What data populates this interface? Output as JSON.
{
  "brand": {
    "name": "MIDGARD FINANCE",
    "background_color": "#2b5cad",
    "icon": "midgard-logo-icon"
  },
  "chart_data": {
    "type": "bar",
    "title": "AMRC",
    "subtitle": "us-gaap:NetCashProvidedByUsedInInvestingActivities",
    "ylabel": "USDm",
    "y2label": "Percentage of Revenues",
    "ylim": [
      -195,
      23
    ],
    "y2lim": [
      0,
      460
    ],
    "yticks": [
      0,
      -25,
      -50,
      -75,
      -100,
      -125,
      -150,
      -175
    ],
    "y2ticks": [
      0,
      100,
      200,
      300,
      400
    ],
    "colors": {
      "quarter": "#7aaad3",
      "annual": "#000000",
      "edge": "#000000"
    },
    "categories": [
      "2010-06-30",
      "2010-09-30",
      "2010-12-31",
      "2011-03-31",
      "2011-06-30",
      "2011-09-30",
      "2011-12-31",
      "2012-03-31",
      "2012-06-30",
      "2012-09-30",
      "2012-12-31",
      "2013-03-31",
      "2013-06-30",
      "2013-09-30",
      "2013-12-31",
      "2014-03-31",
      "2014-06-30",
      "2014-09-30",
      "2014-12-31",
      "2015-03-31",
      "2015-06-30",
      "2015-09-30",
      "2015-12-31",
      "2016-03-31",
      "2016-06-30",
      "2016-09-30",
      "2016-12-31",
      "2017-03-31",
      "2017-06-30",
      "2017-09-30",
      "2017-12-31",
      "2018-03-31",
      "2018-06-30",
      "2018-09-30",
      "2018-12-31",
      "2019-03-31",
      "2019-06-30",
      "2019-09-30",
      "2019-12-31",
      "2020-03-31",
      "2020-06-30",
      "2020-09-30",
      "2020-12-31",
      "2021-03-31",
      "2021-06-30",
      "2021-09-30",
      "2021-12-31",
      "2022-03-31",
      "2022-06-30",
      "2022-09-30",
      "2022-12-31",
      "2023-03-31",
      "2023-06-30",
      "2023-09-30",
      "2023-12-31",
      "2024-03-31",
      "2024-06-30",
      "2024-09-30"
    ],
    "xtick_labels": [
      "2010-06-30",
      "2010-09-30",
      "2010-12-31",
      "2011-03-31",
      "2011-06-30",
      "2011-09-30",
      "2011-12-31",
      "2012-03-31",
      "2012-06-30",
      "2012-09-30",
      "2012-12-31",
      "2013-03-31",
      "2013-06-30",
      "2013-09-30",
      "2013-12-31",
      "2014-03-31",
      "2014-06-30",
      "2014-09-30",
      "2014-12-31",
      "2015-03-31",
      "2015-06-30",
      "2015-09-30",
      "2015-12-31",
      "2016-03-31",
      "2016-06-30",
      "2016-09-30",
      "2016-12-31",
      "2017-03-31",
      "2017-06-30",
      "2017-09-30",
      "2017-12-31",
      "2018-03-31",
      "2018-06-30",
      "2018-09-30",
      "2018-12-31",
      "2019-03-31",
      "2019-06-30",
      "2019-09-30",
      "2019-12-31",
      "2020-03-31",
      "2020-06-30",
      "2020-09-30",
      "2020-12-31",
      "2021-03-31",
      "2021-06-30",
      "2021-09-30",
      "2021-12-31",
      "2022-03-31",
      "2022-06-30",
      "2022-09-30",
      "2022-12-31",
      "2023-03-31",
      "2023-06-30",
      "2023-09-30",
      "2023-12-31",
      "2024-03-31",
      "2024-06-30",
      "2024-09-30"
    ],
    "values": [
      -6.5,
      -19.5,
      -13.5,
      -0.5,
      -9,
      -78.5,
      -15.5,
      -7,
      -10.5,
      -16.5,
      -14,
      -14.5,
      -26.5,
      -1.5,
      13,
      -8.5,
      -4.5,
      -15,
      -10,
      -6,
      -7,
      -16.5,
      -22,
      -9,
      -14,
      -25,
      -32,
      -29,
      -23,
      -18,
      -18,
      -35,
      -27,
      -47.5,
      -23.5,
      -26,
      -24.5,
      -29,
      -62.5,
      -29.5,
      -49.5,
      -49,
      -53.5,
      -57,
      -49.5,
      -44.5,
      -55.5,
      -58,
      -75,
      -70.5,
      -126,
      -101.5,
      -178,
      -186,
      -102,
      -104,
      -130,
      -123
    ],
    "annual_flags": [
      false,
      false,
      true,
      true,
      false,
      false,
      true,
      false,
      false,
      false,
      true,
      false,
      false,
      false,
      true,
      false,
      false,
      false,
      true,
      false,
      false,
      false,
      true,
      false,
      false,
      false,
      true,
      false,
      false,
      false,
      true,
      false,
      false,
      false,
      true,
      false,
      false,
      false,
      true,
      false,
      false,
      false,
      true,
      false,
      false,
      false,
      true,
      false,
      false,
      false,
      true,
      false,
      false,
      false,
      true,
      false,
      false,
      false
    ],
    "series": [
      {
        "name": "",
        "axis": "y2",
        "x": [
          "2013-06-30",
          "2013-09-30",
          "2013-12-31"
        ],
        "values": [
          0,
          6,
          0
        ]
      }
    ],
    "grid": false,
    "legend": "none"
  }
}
----
# Required task
Give back the whole listing, word for word.

# Task solution
What data populates this interface? Output as JSON.
{
  "brand": {
    "name": "MIDGARD FINANCE",
    "background_color": "#2b5cad",
    "icon": "midgard-logo-icon"
  },
  "chart_data": {
    "type": "bar",
    "title": "AMRC",
    "subtitle": "us-gaap:NetCashProvidedByUsedInInvestingActivities",
    "ylabel": "USDm",
    "y2label": "Percentage of Revenues",
    "ylim": [
      -195,
      23
    ],
    "y2lim": [
      0,
      460
    ],
    "yticks": [
      0,
      -25,
      -50,
      -75,
      -100,
      -125,
      -150,
      -175
    ],
    "y2ticks": [
      0,
      100,
      200,
      300,
      400
    ],
    "colors": {
      "quarter": "#7aaad3",
      "annual": "#000000",
      "edge": "#000000"
    },
    "categories": [
      "2010-06-30",
      "2010-09-30",
      "2010-12-31",
      "2011-03-31",
      "2011-06-30",
      "2011-09-30",
      "2011-12-31",
      "2012-03-31",
      "2012-06-30",
      "2012-09-30",
      "2012-12-31",
      "2013-03-31",
      "2013-06-30",
      "2013-09-30",
      "2013-12-31",
      "2014-03-31",
      "2014-06-30",
      "2014-09-30",
      "2014-12-31",
      "2015-03-31",
      "2015-06-30",
      "2015-09-30",
      "2015-12-31",
      "2016-03-31",
      "2016-06-30",
      "2016-09-30",
      "2016-12-31",
      "2017-03-31",
      "2017-06-30",
      "2017-09-30",
      "2017-12-31",
      "2018-03-31",
      "2018-06-30",
      "2018-09-30",
      "2018-12-31",
      "2019-03-31",
      "2019-06-30",
      "2019-09-30",
      "2019-12-31",
      "2020-03-31",
      "2020-06-30",
      "2020-09-30",
      "2020-12-31",
      "2021-03-31",
      "2021-06-30",
      "2021-09-30",
      "2021-12-31",
      "2022-03-31",
      "2022-06-30",
      "2022-09-30",
      "2022-12-31",
      "2023-03-31",
      "2023-06-30",
      "2023-09-30",
      "2023-12-31",
      "2024-03-31",
      "2024-06-30",
      "2024-09-30"
    ],
    "xtick_labels": [
      "2010-06-30",
      "2010-09-30",
      "2010-12-31",
      "2011-03-31",
      "2011-06-30",
      "2011-09-30",
      "2011-12-31",
      "2012-03-31",
      "2012-06-30",
      "2012-09-30",
      "2012-12-31",
      "2013-03-31",
      "2013-06-30",
      "2013-09-30",
      "2013-12-31",
      "2014-03-31",
      "2014-06-30",
      "2014-09-30",
      "2014-12-31",
      "2015-03-31",
      "2015-06-30",
      "2015-09-30",
      "2015-12-31",
      "2016-03-31",
      "2016-06-30",
      "2016-09-30",
      "2016-12-31",
      "2017-03-31",
      "2017-06-30",
      "2017-09-30",
      "2017-12-31",
      "2018-03-31",
      "2018-06-30",
      "2018-09-30",
      "2018-12-31",
      "2019-03-31",
      "2019-06-30",
      "2019-09-30",
      "2019-12-31",
      "2020-03-31",
      "2020-06-30",
      "2020-09-30",
      "2020-12-31",
      "2021-03-31",
      "2021-06-30",
      "2021-09-30",
      "2021-12-31",
      "2022-03-31",
      "2022-06-30",
      "2022-09-30",
      "2022-12-31",
      "2023-03-31",
      "2023-06-30",
      "2023-09-30",
      "2023-12-31",
      "2024-03-31",
      "2024-06-30",
      "2024-09-30"
    ],
    "values": [
      -6.5,
      -19.5,
      -13.5,
      -0.5,
      -9,
      -78.5,
      -15.5,
      -7,
      -10.5,
      -16.5,
      -14,
      -14.5,
      -26.5,
      -1.5,
      13,
      -8.5,
      -4.5,
      -15,
      -10,
      -6,
      -7,
      -16.5,
      -22,
      -9,
      -14,
      -25,
      -32,
      -29,
      -23,
      -18,
      -18,
      -35,
      -27,
      -47.5,
      -23.5,
      -26,
      -24.5,
      -29,
      -62.5,
      -29.5,
      -49.5,
      -49,
      -53.5,
      -57,
      -49.5,
      -44.5,
      -55.5,
      -58,
      -75,
      -70.5,
      -126,
      -101.5,
      -178,
      -186,
      -102,
      -104,
      -130,
      -123
    ],
    "annual_flags": [
      false,
      false,
      true,
      true,
      false,
      false,
      true,
      false,
      false,
      false,
      true,
      false,
      false,
      false,
      true,
      false,
      false,
      false,
      true,
      false,
      false,
      false,
      true,
      false,
      false,
      false,
      true,
      false,
      false,
      false,
      true,
      false,
      false,
      false,
      true,
      false,
      false,
      false,
      true,
      false,
      false,
      false,
      true,
      false,
      false,
      false,
      true,
      false,
      false,
      false,
      true,
      false,
      false,
      false,
      true,
      false,
      false,
      false
    ],
    "series": [
      {
        "name": "",
        "axis": "y2",
        "x": [
          "2013-06-30",
          "2013-09-30",
          "2013-12-31"
        ],
        "values": [
          0,
          6,
          0
        ]
      }
    ],
    "grid": false,
    "legend": "none"
  }
}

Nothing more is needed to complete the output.